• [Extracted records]

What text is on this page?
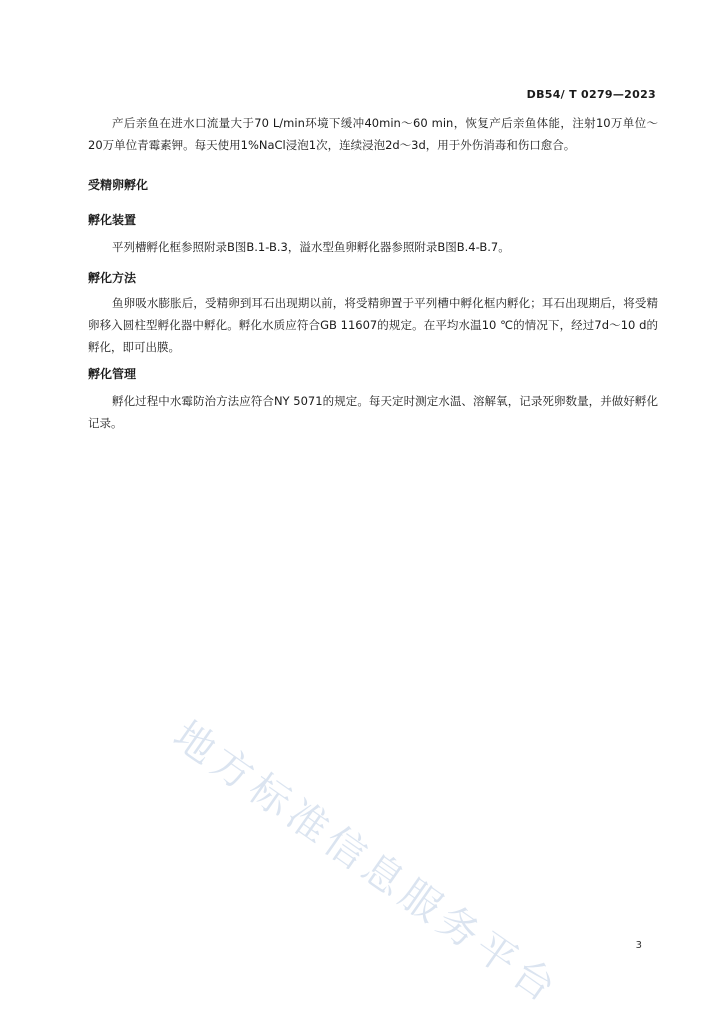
DB54/ T 0279—2023

产后亲鱼在进水口流量大于70 L/min环境下缓冲40min～60 min，恢复产后亲鱼体能，注射10万单位～20万单位青霉素钾。每天使用1%NaCl浸泡1次，连续浸泡2d～3d，用于外伤消毒和伤口愈合。

受精卵孵化
孵化装置

平列槽孵化框参照附录B图B.1-B.3，溢水型鱼卵孵化器参照附录B图B.4-B.7。

孵化方法

鱼卵吸水膨胀后，受精卵到耳石出现期以前，将受精卵置于平列槽中孵化框内孵化；耳石出现期后，将受精卵移入圆柱型孵化器中孵化。孵化水质应符合GB 11607的规定。在平均水温10 ℃的情况下，经过7d～10 d的孵化，即可出膜。

孵化管理

孵化过程中水霉防治方法应符合NY 5071的规定。每天定时测定水温、溶解氧，记录死卵数量，并做好孵化记录。

地方标准信息服务平台	3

• [YOUR OBJECTIVE] Leave the images out, please, and restate each line word for word.

• [EXERCISE RESPONSE]
What text is on this page?
DB54/ T 0279—2023

产后亲鱼在进水口流量大于70 L/min环境下缓冲40min～60 min，恢复产后亲鱼体能，注射10万单位～20万单位青霉素钾。每天使用1%NaCl浸泡1次，连续浸泡2d～3d，用于外伤消毒和伤口愈合。

受精卵孵化
孵化装置

平列槽孵化框参照附录B图B.1-B.3，溢水型鱼卵孵化器参照附录B图B.4-B.7。

孵化方法

鱼卵吸水膨胀后，受精卵到耳石出现期以前，将受精卵置于平列槽中孵化框内孵化；耳石出现期后，将受精卵移入圆柱型孵化器中孵化。孵化水质应符合GB 11607的规定。在平均水温10 ℃的情况下，经过7d～10 d的孵化，即可出膜。

孵化管理

孵化过程中水霉防治方法应符合NY 5071的规定。每天定时测定水温、溶解氧，记录死卵数量，并做好孵化记录。

地方标准信息服务平台	3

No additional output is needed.